— start of INPUT —
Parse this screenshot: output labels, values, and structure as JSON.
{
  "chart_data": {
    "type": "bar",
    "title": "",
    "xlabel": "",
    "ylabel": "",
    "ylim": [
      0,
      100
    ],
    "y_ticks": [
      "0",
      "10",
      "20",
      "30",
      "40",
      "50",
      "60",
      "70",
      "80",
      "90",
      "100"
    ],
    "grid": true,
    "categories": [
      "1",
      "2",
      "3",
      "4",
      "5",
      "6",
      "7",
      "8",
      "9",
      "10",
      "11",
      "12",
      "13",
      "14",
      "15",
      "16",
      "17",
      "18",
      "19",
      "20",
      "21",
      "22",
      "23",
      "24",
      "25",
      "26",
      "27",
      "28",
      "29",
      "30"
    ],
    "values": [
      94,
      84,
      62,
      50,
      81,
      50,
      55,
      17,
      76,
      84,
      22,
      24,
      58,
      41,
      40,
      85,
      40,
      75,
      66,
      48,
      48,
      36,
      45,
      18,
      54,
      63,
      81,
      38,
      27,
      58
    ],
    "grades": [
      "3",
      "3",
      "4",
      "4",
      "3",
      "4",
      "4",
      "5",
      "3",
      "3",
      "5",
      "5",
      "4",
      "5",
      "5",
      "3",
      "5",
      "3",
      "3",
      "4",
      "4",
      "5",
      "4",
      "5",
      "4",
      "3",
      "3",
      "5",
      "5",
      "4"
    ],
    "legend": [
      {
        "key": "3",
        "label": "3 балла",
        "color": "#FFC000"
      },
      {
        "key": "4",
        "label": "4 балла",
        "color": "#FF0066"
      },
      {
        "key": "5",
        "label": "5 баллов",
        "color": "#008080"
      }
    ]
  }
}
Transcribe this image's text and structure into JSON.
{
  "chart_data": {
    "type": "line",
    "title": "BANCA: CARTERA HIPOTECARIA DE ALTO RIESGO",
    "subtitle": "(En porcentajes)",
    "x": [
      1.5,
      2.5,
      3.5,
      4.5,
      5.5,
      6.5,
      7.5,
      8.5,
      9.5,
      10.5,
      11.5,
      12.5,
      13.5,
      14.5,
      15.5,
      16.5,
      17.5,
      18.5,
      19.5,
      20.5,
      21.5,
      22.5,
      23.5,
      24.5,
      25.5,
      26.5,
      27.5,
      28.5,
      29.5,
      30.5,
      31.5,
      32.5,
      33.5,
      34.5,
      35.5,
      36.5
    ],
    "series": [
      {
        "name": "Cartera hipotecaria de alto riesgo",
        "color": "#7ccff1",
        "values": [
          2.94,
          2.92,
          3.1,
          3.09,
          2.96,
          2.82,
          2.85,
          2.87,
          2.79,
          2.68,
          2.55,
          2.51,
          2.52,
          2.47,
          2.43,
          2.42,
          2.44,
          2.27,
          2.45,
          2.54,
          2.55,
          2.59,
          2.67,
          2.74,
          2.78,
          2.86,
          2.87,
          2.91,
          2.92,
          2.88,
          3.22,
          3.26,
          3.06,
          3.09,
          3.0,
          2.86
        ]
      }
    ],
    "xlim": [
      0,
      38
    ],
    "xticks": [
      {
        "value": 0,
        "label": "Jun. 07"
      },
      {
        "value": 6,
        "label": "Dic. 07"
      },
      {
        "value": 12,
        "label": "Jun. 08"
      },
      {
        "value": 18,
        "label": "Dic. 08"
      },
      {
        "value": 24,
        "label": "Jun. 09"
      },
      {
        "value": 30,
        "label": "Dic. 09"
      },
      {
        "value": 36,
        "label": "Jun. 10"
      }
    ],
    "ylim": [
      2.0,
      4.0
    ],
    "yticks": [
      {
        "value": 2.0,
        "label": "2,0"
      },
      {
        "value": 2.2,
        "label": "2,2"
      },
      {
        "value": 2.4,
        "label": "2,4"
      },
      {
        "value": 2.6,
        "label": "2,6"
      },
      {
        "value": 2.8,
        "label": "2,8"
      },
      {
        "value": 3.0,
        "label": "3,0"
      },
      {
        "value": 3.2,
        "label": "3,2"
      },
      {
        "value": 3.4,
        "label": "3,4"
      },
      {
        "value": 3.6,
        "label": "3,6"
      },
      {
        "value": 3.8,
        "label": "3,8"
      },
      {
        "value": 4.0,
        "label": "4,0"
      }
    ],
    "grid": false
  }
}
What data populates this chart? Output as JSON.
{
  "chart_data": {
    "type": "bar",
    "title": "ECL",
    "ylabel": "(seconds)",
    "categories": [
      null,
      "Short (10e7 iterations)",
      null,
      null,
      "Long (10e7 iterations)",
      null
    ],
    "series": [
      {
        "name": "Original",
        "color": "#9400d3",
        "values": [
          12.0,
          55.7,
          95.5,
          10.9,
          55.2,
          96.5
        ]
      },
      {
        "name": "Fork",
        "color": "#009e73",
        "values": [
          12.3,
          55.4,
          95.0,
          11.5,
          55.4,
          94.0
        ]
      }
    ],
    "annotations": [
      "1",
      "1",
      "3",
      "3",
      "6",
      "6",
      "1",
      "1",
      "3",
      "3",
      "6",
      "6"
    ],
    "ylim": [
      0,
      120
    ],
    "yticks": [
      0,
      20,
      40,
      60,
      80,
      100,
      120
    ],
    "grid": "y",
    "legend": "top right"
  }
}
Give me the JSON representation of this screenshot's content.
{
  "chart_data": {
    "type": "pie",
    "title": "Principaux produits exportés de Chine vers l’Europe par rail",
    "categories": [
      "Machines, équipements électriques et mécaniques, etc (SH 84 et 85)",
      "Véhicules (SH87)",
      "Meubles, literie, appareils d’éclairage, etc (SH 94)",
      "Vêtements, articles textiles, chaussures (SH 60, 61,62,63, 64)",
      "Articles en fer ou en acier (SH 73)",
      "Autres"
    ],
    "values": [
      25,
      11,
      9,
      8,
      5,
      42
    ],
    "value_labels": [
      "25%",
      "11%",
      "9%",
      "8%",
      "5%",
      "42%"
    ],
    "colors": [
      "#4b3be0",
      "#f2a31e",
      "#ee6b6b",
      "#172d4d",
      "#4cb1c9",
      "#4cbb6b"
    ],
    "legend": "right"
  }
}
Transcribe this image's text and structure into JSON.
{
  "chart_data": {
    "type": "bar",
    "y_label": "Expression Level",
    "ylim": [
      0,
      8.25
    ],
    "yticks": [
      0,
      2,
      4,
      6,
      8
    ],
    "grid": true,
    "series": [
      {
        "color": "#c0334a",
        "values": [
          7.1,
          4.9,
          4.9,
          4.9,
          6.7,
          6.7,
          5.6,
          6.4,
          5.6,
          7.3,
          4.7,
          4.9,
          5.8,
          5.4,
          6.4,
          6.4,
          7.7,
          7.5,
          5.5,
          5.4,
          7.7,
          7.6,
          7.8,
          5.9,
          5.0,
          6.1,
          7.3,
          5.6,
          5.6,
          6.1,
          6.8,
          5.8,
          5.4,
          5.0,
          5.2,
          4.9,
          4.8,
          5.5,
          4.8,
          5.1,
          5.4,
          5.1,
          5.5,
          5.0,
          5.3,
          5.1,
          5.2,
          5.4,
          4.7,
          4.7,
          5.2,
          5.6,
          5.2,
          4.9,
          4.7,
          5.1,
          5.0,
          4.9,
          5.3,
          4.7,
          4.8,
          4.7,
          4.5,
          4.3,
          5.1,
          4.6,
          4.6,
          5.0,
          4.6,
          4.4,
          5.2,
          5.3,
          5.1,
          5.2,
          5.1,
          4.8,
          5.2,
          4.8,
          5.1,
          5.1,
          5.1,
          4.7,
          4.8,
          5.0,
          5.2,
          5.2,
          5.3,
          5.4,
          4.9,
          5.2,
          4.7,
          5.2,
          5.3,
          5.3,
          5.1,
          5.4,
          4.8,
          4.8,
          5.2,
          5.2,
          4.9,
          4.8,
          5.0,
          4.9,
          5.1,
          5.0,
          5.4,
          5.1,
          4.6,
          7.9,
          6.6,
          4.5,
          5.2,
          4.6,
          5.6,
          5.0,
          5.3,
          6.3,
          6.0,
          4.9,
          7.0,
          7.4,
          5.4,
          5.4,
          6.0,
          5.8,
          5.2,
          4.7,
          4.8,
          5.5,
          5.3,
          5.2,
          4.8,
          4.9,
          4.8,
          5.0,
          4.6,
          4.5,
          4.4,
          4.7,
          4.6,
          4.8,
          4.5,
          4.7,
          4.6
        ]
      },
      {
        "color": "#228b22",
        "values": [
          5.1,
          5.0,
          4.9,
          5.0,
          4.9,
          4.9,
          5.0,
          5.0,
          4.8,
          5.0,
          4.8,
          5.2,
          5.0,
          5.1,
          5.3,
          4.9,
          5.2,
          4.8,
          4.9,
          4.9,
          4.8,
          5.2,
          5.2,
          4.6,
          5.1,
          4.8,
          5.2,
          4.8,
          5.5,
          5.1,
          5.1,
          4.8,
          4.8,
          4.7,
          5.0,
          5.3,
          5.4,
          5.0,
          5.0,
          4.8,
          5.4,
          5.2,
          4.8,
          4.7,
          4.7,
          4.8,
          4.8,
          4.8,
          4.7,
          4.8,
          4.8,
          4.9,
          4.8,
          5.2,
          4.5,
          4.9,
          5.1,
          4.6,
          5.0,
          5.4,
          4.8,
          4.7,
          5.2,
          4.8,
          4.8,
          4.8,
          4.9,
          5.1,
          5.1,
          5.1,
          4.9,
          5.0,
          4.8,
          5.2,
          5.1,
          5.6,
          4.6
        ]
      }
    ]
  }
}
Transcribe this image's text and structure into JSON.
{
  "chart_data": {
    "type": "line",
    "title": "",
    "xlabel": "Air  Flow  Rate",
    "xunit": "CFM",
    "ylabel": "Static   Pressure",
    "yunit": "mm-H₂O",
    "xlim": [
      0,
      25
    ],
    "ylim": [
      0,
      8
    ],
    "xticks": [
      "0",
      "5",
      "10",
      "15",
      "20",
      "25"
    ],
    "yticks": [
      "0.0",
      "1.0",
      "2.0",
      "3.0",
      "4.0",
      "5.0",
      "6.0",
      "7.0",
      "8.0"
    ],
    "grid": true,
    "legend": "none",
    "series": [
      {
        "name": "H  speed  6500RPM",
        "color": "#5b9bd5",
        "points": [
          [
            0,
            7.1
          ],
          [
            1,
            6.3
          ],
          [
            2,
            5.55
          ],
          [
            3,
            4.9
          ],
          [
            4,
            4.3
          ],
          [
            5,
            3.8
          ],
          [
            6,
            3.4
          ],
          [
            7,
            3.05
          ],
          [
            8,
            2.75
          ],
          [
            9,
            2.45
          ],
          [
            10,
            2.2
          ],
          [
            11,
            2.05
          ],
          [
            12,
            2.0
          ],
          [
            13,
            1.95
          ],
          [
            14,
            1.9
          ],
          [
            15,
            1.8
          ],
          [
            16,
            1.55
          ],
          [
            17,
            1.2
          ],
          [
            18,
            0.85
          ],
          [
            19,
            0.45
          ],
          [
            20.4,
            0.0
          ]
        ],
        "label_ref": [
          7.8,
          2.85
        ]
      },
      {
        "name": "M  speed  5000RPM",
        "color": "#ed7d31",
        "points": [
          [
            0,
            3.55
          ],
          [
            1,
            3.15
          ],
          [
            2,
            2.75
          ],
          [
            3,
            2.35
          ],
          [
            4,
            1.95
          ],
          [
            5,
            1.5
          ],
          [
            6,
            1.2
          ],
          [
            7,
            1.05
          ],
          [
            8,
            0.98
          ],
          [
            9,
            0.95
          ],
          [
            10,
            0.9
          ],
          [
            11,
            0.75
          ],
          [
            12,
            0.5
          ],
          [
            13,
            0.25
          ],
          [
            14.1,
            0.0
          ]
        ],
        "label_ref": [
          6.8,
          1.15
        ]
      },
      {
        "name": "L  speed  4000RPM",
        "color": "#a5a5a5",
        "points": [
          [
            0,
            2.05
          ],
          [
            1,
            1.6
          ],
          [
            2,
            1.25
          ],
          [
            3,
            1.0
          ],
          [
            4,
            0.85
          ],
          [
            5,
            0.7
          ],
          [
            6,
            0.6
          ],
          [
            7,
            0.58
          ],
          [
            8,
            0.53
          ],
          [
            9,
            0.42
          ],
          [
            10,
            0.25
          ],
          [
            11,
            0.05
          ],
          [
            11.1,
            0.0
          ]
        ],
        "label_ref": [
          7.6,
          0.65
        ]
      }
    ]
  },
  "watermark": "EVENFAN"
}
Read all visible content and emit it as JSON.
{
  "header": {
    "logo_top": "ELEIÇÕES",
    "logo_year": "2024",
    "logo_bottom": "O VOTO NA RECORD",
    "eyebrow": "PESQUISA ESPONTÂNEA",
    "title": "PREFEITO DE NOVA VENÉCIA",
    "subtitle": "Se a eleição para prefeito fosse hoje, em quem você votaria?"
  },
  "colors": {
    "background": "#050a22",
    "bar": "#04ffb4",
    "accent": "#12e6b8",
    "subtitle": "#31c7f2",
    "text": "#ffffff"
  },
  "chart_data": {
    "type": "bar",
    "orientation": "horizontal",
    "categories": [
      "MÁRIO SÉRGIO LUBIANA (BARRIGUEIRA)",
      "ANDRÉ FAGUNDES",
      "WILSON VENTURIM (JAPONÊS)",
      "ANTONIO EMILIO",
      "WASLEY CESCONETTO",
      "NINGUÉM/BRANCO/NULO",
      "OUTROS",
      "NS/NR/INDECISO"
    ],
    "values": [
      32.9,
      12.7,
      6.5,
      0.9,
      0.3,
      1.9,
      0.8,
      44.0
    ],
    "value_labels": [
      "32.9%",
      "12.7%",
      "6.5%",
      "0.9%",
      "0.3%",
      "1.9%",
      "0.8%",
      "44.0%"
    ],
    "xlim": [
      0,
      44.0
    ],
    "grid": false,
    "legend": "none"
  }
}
— end of INPUT —
BRIEF:
Find the lines above that include the string "ylabel" and copy them.

FINAL RESULT:
    "ylabel": "",
    "ylabel": "(seconds)",
    "ylabel": "Static   Pressure",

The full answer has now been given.